* _Aim 1_
Copy out the records word for word, starting with the line that contains "banner-text-highlight: 매물과 시세" and going on through the line that contains "table-row: 매매가 전세가 월세가 [623,672,1144,721]", including both of those lines.

***** Text to read

W3C home > Mailing lists > Public > public-prov-wg@w3.org > April 2012

File:// URIs (was: Datatype property for used)

From: Graham Klyne <Graham.Klyne@zoo.ox.ac.uk>
Date: Thu, 26 Apr 2012 15:34:26 +0100
Message-ID: <4F995CF2.6040406@zoo.ox.ac.uk>
To: Timothy Lebo <lebot@rpi.edu>
CC: "public-prov-wg@w3.org" <public-prov-wg@w3.org>
(I'm changing the subject heading as I think this may be veering a little OT.)

On 26/04/2012 13:30, Timothy Lebo wrote:
> Graham,
>
> On Apr 26, 2012, at 5:53 AM, Graham Klyne wrote:
>
>> On 17/04/2012 18:48, Jim McCusker wrote:
>>> For filenames, I would figure that one should use a file:// URI. Are there
>>> any reasons not to?
>>
>> Maybe, but I'm not aware of the full context, so ignore me if this doesn't make sense.
>>
>> file:// URIs are interpreted with respect to a specific host environment (commonly localhost, but can be named).  While it's possible to separately a denotation, I think it could prove tricky to use this in a global reasoning environment.
>>
>> So, if the example is strictly local-use then file://... might be OK, but if the idea is to create provenance that can be shipped across the web I'd suggest avoiding file:// URIs.
>
> When one asserts a file path using the file scheme, I would interpret that attribute as part of the entity's characterization. It _is_ THE file at THAT path (on some assumed machine. You're right, it is more universally useful if one does NOT use absolute file paths, but in that situation we've walked up the specializationOf dimension (it's _all_ files that are found at _all_ of those relative paths on any machine).
>
> I think it's perfectly reasonable for someone to model with local file paths -- especially if that's what they intend to model.
> If one wants some "machine independence", then they should use relative file paths:
>
> :a prov:wasDerivedFrom<That_File_Over_There.txt>  ;
>
> which will evaluate to the appropriate full path when the provenance is parsed.

I've been doing something very similar in my own work with composite research 
objects.  But it's not without problems.

At heart, as I'm sure you know, a relative path is *not* a URI.  It's a 
URI-reference.  As you say, it gets resolved to a full URI when parsed, possibly 
using local context.

This is all very well when you are consciously dealing with a *copy* of the 
content, but it doesn't play so well with linked data, as the resolved URI isn't 
one that can be used in the global web environment to "follow your nose", etc.

**********
***** Supplied material

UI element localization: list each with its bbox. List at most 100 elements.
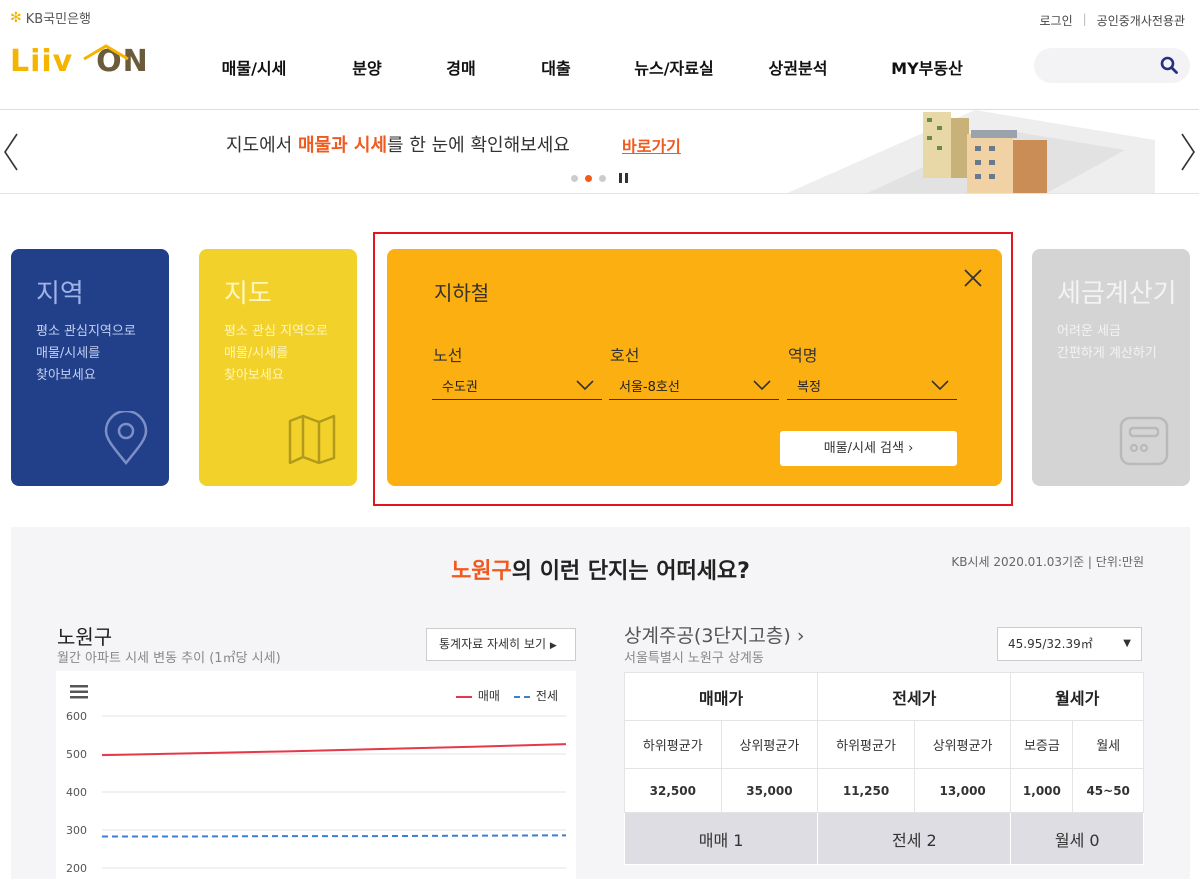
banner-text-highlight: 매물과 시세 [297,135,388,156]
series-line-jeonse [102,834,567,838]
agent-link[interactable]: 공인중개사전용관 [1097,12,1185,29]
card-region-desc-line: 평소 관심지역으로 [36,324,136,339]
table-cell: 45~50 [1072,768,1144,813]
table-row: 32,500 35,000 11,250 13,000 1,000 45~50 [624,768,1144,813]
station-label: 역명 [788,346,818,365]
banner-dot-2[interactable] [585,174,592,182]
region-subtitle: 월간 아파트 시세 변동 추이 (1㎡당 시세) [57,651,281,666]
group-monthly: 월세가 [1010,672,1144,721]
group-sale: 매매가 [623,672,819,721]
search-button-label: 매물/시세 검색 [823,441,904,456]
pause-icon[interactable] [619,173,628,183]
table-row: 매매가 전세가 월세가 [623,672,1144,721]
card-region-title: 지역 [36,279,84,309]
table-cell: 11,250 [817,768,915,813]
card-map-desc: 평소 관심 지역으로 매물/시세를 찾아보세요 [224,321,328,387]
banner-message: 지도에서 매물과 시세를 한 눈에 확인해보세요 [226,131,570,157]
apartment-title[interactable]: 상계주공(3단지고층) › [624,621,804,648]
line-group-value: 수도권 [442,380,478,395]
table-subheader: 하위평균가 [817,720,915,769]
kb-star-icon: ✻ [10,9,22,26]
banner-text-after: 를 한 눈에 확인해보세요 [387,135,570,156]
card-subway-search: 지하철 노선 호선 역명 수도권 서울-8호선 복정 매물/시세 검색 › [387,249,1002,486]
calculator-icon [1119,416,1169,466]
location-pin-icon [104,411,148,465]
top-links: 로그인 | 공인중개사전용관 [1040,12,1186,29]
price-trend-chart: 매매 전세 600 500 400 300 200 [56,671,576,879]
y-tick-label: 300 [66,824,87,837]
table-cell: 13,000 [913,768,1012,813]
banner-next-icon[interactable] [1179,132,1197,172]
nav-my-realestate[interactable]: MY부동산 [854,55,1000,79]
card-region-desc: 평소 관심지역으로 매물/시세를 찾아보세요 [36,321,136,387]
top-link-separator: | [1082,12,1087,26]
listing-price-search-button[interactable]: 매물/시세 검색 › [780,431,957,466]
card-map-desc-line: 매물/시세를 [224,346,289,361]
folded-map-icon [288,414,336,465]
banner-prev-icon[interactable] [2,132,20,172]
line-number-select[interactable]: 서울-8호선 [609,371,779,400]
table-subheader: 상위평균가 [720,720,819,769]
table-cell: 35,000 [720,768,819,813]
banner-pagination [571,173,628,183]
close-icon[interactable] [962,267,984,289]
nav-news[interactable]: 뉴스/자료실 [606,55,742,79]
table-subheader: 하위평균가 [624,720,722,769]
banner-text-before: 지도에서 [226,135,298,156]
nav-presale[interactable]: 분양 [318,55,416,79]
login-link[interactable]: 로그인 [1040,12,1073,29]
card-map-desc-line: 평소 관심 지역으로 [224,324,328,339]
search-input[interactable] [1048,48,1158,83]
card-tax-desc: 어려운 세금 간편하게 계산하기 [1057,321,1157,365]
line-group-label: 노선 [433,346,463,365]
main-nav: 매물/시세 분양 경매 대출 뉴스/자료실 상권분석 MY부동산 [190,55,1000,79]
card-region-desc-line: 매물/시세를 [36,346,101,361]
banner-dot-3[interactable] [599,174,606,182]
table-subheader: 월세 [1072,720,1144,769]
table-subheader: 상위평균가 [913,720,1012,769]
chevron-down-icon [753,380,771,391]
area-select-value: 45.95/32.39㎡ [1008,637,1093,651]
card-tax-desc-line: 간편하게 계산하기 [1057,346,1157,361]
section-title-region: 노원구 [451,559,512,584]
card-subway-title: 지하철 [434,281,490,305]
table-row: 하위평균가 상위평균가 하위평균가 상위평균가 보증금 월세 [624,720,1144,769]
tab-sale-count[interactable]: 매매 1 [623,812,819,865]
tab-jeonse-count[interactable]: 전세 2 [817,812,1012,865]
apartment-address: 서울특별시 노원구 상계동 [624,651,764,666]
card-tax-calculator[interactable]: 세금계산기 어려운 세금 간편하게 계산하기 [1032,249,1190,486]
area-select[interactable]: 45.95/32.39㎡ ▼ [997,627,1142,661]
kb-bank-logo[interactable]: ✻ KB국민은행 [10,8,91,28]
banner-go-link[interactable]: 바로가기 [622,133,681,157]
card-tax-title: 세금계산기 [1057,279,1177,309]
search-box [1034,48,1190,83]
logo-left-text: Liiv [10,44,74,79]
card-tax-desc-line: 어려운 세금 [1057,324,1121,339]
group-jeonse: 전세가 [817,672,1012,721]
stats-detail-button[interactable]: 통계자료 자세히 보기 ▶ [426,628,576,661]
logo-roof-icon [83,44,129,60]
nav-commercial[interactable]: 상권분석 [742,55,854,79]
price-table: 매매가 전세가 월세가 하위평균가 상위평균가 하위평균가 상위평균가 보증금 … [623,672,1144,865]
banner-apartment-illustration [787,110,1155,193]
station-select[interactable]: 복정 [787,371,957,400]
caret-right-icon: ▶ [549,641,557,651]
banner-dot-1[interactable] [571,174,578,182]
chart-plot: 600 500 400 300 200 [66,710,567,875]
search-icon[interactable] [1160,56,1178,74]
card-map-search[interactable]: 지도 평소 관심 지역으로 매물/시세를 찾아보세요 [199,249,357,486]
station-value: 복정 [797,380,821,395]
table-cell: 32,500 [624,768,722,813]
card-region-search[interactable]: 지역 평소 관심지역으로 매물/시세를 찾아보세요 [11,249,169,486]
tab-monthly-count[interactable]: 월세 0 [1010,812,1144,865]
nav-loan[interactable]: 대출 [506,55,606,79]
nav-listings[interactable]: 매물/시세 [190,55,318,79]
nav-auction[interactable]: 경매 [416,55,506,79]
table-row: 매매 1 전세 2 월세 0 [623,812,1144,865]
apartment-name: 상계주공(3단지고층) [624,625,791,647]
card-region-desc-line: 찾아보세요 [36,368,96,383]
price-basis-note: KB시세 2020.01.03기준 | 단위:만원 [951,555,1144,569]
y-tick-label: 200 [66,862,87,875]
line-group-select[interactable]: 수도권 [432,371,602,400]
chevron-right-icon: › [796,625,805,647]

**********
***** Supplied material

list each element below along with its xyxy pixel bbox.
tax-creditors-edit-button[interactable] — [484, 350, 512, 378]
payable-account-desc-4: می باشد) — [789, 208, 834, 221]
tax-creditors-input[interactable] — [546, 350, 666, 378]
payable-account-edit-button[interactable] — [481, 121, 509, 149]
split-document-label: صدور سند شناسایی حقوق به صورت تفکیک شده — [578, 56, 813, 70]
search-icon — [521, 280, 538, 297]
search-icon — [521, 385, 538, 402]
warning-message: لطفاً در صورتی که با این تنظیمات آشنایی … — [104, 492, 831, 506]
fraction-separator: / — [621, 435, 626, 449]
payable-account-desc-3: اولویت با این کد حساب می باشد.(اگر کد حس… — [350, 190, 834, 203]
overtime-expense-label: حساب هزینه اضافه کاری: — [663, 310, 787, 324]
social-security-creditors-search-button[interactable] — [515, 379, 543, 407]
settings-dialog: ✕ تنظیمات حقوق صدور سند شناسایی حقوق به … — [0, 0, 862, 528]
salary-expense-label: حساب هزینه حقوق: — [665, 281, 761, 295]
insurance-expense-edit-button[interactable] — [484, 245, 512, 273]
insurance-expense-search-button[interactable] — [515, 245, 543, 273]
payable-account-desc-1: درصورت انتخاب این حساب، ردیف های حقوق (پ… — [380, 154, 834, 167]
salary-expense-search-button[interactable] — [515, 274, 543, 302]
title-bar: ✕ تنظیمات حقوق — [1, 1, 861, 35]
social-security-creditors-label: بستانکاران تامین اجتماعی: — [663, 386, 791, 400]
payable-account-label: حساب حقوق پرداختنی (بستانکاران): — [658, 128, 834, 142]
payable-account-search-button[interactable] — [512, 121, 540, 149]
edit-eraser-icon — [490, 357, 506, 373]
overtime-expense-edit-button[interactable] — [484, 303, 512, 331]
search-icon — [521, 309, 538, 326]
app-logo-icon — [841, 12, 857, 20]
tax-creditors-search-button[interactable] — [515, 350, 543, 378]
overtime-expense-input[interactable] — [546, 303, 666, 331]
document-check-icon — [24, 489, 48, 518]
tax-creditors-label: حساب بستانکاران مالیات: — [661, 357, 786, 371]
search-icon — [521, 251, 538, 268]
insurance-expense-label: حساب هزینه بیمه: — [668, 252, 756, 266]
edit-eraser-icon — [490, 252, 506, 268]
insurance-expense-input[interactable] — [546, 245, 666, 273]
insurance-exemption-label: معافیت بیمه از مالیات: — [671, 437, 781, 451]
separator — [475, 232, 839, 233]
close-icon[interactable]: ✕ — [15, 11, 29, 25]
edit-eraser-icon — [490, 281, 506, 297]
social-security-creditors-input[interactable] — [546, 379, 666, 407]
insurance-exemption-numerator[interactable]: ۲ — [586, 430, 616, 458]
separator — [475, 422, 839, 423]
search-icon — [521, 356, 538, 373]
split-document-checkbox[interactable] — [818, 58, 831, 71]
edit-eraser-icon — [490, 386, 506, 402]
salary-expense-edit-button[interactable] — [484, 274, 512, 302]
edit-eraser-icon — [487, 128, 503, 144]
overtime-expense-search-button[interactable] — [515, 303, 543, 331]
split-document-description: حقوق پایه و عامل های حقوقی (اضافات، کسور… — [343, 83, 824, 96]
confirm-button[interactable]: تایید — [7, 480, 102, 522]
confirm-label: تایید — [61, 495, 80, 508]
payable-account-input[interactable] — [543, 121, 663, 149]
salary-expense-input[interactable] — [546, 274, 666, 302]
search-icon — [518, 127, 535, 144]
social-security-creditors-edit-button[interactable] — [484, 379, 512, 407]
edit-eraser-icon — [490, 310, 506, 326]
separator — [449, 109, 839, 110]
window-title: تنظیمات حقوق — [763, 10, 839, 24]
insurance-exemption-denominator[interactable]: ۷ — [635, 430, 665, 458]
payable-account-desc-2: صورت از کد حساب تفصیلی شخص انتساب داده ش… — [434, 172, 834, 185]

**********

* _Aim 2_
Reproduce word for word the part of the message on file:// URIs starting with "I've been doing" and going on through "using local context.".

* _Answer 1_
banner-text-highlight: 매물과 시세 [297,135,388,156]
series-line-jeonse [102,834,567,838]
agent-link[interactable]: 공인중개사전용관 [1097,12,1185,29]
card-region-desc-line: 평소 관심지역으로 [36,324,136,339]
table-cell: 45~50 [1072,768,1144,813]
table-row: 32,500 35,000 11,250 13,000 1,000 45~50 [624,768,1144,813]
station-label: 역명 [788,346,818,365]
banner-dot-2[interactable] [585,174,592,182]
region-subtitle: 월간 아파트 시세 변동 추이 (1㎡당 시세) [57,651,281,666]
group-monthly: 월세가 [1010,672,1144,721]
group-sale: 매매가 [623,672,819,721]
search-button-label: 매물/시세 검색 [823,441,904,456]
pause-icon[interactable] [619,173,628,183]
table-row: 매매가 전세가 월세가 [623,672,1144,721]

* _Answer 2_
I've been doing something very similar in my own work with composite research 
objects.  But it's not without problems.

At heart, as I'm sure you know, a relative path is *not* a URI.  It's a 
URI-reference.  As you say, it gets resolved to a full URI when parsed, possibly 
using local context.